-- start --

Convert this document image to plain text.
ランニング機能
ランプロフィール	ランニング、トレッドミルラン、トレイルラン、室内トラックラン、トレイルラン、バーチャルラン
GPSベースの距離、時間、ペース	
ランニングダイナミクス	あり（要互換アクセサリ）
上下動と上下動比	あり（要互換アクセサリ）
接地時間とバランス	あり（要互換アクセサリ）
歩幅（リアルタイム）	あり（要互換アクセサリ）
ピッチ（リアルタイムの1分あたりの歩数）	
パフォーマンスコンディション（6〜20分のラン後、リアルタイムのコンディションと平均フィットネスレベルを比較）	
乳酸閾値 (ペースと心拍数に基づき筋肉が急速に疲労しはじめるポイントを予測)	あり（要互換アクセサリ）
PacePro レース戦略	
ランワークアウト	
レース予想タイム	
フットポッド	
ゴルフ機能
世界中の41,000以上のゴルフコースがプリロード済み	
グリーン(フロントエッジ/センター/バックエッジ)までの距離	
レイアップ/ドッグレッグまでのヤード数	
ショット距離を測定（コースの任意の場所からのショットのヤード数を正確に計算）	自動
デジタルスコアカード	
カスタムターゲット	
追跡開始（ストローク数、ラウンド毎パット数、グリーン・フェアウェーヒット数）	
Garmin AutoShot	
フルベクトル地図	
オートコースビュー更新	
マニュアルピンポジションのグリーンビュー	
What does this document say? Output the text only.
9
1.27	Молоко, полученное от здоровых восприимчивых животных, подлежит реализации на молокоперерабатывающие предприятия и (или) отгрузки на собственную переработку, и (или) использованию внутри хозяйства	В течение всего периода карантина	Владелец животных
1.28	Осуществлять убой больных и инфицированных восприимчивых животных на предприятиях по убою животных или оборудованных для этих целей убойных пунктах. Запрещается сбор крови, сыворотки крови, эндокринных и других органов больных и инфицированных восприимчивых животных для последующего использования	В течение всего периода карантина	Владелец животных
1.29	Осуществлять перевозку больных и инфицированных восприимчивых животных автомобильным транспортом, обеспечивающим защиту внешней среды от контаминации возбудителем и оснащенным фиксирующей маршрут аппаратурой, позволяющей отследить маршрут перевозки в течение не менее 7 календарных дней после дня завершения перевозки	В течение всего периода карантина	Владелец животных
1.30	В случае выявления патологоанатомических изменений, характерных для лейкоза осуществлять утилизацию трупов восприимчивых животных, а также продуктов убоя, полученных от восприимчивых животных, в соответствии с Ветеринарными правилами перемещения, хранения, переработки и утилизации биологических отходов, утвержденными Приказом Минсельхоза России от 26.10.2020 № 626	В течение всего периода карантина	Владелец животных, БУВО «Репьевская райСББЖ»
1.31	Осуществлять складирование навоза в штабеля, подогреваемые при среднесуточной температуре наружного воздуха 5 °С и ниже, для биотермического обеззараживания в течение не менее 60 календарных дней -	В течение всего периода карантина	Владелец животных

-- end --

WHAT TO WORK ON
Gather each line in these records that contains the string "text".

ANSWER IN FULL
Convert this document image to plain text.
What does this document say? Output the text only.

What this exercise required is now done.